Aim: Copy out all lines in the data below containing the string "Type".

Data records:
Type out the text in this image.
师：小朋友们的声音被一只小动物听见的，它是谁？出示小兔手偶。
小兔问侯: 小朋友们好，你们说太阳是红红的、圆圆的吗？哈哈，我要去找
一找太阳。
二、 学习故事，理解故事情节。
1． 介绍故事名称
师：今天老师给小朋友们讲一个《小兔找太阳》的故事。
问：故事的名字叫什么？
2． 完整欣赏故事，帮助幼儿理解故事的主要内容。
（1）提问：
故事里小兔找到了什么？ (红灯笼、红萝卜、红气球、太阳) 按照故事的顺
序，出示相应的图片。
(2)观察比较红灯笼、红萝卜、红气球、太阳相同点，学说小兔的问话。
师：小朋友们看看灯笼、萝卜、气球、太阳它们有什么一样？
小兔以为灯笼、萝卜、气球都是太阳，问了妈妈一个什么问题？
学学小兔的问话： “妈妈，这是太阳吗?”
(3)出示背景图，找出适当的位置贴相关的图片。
--
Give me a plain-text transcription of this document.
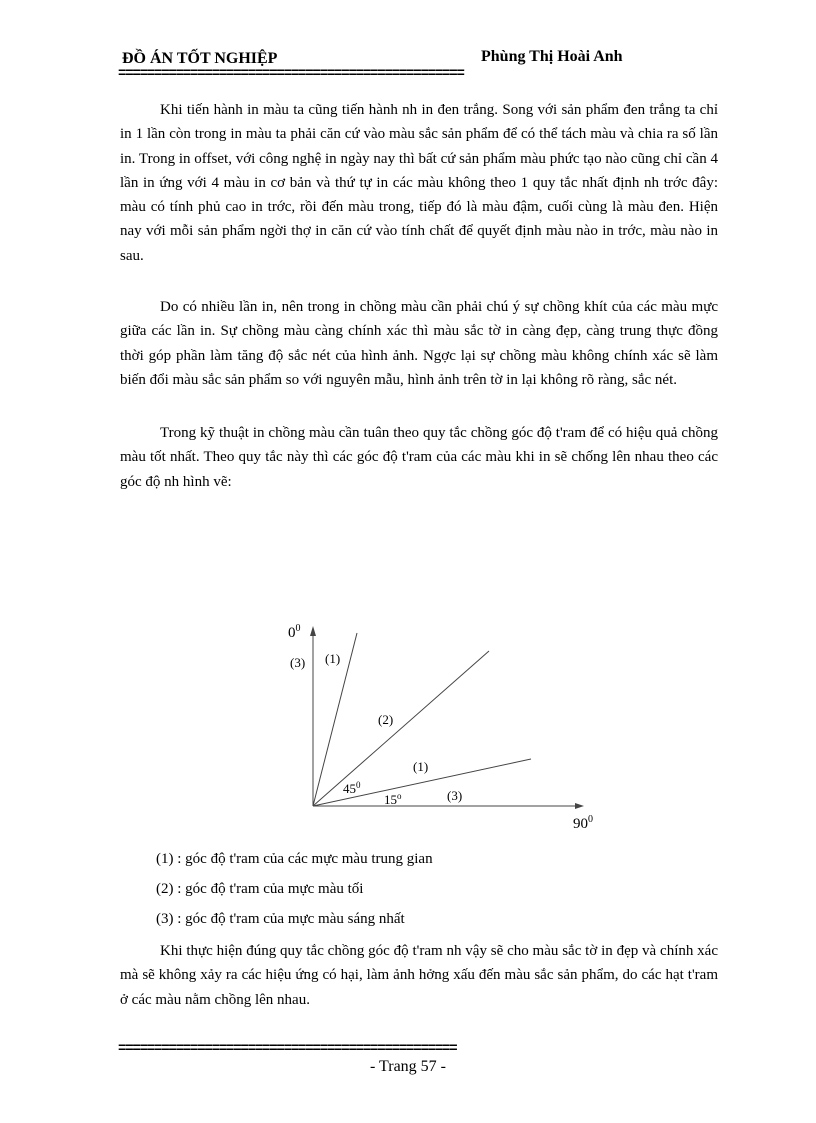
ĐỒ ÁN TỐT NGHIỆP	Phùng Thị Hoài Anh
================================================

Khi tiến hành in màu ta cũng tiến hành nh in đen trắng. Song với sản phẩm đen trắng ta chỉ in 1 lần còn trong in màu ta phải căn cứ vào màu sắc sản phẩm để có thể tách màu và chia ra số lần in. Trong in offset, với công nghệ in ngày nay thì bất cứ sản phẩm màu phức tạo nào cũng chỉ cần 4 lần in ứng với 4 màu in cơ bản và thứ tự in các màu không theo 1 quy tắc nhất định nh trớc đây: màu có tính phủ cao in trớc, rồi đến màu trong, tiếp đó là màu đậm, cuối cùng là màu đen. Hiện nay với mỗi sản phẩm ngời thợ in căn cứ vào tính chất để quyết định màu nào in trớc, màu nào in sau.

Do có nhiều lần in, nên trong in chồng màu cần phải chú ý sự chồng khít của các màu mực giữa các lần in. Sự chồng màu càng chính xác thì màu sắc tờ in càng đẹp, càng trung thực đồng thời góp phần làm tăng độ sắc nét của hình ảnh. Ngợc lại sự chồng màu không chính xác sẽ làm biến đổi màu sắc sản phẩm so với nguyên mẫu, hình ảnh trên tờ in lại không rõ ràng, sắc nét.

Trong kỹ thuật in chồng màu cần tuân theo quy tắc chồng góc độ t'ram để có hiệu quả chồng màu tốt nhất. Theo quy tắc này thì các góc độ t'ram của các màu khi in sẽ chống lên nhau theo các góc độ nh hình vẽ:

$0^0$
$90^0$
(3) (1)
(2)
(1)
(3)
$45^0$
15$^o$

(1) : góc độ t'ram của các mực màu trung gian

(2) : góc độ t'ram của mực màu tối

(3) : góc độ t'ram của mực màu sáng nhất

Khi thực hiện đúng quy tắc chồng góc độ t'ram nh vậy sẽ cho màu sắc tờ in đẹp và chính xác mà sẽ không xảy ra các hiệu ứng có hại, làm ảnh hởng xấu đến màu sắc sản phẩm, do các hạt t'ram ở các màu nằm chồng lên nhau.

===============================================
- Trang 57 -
==
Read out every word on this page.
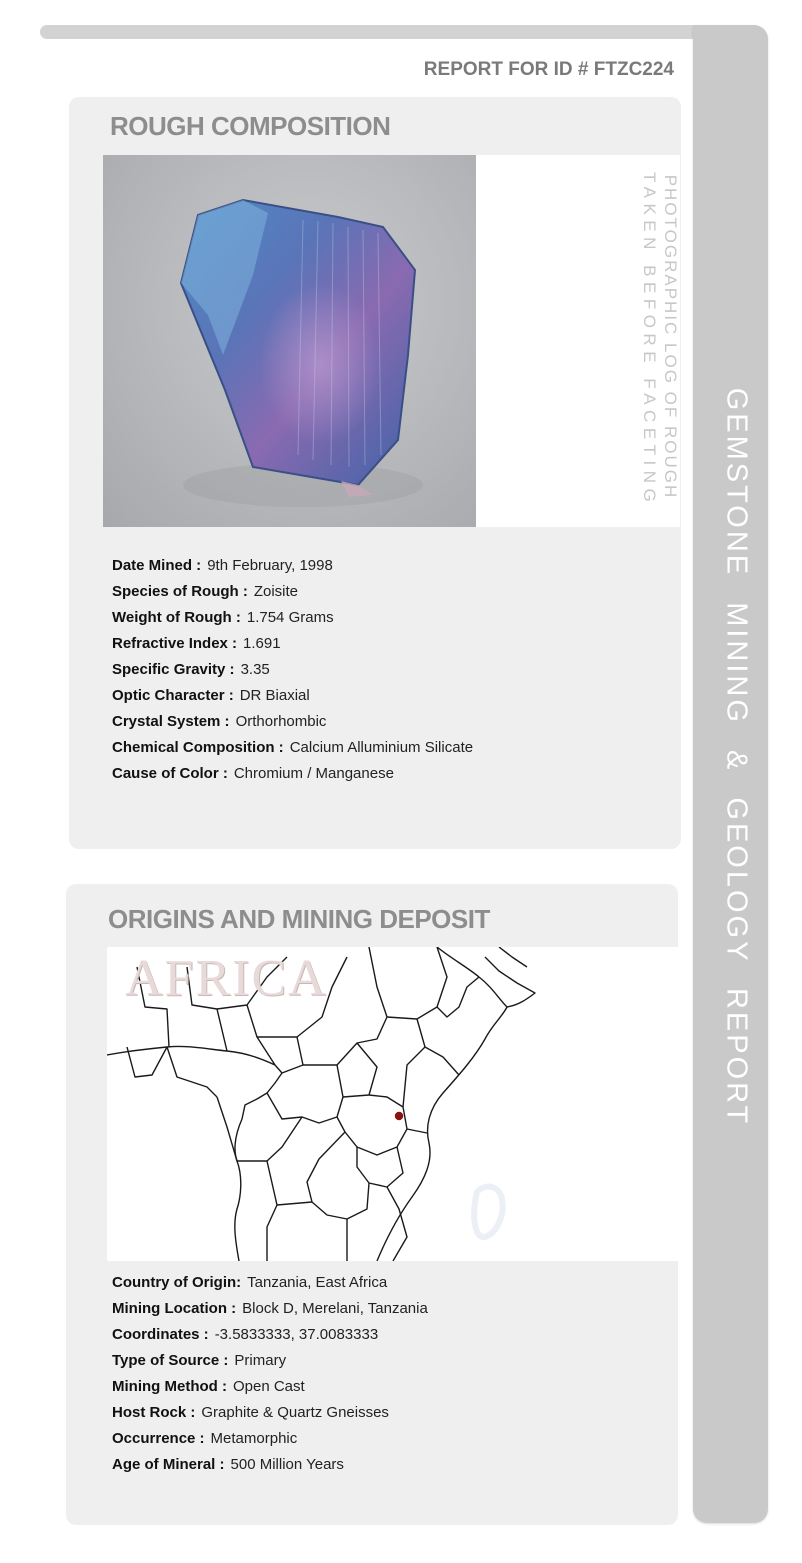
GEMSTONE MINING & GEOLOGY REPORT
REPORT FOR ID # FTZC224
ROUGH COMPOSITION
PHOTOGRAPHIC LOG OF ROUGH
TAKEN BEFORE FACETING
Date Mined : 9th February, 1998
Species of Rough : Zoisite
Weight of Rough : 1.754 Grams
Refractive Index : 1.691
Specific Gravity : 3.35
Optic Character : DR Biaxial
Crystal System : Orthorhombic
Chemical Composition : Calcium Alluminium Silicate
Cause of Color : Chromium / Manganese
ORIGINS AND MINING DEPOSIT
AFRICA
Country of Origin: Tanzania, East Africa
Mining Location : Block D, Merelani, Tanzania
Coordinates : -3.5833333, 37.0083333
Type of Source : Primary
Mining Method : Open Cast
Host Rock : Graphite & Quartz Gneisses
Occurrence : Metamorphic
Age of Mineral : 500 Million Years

Exercise response:
Type out the text in this image.
Type of Source : Primary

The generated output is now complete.